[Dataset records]
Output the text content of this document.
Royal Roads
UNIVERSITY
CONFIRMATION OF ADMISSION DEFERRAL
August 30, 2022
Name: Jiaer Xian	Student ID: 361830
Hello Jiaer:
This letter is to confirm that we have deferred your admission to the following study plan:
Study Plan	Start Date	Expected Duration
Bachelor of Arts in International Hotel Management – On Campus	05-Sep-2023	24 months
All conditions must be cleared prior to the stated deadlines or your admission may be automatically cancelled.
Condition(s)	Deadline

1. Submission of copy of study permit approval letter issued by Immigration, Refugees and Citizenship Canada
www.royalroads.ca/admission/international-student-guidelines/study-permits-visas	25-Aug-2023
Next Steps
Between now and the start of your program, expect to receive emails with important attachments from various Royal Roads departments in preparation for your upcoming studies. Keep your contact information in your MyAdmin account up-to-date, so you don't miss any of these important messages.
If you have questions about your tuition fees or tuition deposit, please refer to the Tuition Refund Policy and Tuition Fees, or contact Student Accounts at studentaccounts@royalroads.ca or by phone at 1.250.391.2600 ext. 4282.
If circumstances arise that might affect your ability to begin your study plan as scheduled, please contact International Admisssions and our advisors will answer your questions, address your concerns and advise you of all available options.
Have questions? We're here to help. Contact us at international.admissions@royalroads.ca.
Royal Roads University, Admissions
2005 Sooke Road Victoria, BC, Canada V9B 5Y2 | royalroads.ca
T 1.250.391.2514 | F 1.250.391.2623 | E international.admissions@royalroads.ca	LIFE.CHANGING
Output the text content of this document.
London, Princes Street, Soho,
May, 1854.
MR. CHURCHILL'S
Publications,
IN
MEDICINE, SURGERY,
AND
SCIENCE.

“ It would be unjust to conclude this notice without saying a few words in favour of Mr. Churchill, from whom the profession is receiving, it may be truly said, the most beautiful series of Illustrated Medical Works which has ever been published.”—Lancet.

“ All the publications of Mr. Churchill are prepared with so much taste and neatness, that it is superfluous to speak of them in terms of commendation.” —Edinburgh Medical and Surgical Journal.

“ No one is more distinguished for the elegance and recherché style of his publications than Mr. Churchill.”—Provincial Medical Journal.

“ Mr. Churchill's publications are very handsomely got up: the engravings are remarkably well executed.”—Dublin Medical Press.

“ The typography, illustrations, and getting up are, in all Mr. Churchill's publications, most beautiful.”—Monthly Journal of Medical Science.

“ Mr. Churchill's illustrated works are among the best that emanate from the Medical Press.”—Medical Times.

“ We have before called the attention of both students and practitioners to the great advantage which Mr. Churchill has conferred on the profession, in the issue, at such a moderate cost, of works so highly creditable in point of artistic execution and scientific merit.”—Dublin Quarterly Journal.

Work instructions :: Reply with nothing except the number of lines in the listing above that include "which".

Response below :: 2